- REQUISITOS DEL PROBLEMA
Retoma el texto sobre la crisis política de México en los gobiernos de Salinas y Zedillo, y continúalo a partir de su última oración.

Esto se volvió más alarmante cuando se adjudicó la participación del hermano
del presidente Raúl Salinas de Gortari en el segundo magnicidio y se le
involucró, además, en otros actos de corrupción. Todo eso condujo a una grave
crisis del sistema político mexicano, que aún así, logró la conservación del
poder en el joven candidato priísta suplente de Colosio: Ernesto Zedillo Ponce
de León. Salinas había logrado una gran popularidad en su sexenio, pero al
final, la perdió, y se convirtió en una de los mandatarios más impopulares del
México Moderno. Salinas había
tranquilizado la indignación de muchas personas, y con los efectos
catastróficos de final de su sexenio, la gente se sintió muy traicionada. Ya no
había esperanza para el discurso oficial de la Revolución. Los revolucionarios
eran dinosaurios. La revolución sólo tenía cabida en algunos grupos de
izquierda, en las guerrillas y en las utopías.
A
Zedillo le tocó afrontar una crisis financiera producto de la desconfianza de
los inversionistas ante los políticos, que derivó en la devaluación de 1994.

- REGISTROS DE DATOS

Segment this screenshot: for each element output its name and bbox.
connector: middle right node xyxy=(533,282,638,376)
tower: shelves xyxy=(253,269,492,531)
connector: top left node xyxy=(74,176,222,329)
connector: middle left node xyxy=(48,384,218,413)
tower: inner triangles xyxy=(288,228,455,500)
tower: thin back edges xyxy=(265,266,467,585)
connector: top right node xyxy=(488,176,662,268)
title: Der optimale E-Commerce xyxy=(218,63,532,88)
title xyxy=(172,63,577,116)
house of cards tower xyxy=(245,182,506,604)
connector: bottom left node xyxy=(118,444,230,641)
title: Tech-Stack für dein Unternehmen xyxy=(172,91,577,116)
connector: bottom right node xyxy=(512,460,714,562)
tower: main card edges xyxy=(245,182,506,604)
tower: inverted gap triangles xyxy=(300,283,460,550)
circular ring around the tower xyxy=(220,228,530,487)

- RESPUESTA ESCRITA
Siguió con privatizaciones y medidas para revertir la devaluación. Impulsó la
reforma del Instituto Federal Electoral, fue ambiguo, respecto a la reforma
electoral, pues tanto la apoyó, como la obstaculizó. De cualquier manera, las
victorias opositoras siguieron creciendo en las entidades federativas con
presidencias municipales y gobernaturas. Al final de su sexenio, su sucesor,
Francisco Labastida Ochoa, sorprendentemente perdió las elecciones ante el
candidato de Acción Nacional, Vicente Fox Quezada, tras unas muy concurridas
votaciones por el pueblo. Su campaña había apelado al hartazgo: “Hoy, hoy,
hoy”, “¡ya, ya, ya, ya!”. Cuando se anunció que Fox había ganado, mucha gente
se movilizó hacia el Ángel de la Independencia para celebrar. El motivo de la
reunión y el carácter festivo que tuvo fueron altamente significativos. El
sistema político se había transformado. El monopolio monopartidista quedaba
atrás. La Revolución ya no era el centro del Estado, y tal vez, ya no era desde
antes el núcleo mítico de sentido identitario de los mexicanos.
[1] Ibid., p. 51.
[2] Enrique Krauze, Biografía del poder. Caudillos de la Revolución
Mexicana (1910-1940), Tusquets, México, 2007, p. 16.
[3] No se debe confundir con su otro
hermano Raúl, que sí había llegado a la
edad adulta, pero que había recibido el mismo nombre que el difunto.
[4] Ibid., p. 58.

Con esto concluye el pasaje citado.